From the records below, copy every line that contains the word "JSON".

Stored data entries:
★ ★ ★
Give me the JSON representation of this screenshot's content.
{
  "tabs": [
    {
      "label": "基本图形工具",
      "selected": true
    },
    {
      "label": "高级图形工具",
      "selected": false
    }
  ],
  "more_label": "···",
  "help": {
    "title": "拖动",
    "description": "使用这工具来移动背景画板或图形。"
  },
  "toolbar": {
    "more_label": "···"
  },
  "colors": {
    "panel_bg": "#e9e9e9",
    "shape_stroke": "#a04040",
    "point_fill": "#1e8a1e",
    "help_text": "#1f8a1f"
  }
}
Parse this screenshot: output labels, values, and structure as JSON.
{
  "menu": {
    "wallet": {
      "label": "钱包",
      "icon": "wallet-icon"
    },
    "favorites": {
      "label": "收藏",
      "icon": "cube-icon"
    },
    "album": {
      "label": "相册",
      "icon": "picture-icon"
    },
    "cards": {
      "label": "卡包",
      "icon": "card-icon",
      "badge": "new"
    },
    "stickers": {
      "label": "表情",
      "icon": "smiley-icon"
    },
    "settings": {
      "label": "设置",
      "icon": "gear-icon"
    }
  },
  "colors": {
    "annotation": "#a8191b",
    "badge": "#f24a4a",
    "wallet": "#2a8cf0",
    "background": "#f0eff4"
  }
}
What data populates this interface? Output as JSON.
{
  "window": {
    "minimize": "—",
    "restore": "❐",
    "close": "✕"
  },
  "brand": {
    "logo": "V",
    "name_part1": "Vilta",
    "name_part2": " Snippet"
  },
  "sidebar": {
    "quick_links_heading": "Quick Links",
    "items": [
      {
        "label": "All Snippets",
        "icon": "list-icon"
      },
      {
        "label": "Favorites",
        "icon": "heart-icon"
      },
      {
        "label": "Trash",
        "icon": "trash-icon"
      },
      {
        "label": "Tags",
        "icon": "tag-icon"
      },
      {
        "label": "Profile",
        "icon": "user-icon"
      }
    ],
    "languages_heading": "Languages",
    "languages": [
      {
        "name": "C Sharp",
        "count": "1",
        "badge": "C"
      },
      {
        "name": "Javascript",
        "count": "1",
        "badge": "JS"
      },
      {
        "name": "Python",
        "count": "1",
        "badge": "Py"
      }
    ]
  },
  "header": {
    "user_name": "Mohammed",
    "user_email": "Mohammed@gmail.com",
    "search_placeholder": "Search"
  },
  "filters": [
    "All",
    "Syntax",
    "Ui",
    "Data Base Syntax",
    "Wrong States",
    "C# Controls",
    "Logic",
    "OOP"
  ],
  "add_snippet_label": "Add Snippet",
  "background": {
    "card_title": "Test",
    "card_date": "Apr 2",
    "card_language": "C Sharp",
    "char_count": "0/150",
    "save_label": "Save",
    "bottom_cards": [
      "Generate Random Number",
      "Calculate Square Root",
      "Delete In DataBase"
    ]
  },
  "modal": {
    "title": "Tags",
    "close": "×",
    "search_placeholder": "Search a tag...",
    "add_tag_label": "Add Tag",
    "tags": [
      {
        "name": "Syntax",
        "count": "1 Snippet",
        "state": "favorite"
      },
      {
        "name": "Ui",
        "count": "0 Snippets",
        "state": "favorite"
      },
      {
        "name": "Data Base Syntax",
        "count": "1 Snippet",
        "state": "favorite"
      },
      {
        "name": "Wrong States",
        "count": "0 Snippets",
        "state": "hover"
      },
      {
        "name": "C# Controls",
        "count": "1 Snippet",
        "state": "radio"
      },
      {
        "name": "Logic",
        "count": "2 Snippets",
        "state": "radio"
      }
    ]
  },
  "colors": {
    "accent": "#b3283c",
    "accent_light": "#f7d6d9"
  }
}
★ ★ ★
# Finished exercise
Give me the JSON representation of this screenshot's content.
Parse this screenshot: output labels, values, and structure as JSON.
What data populates this interface? Output as JSON.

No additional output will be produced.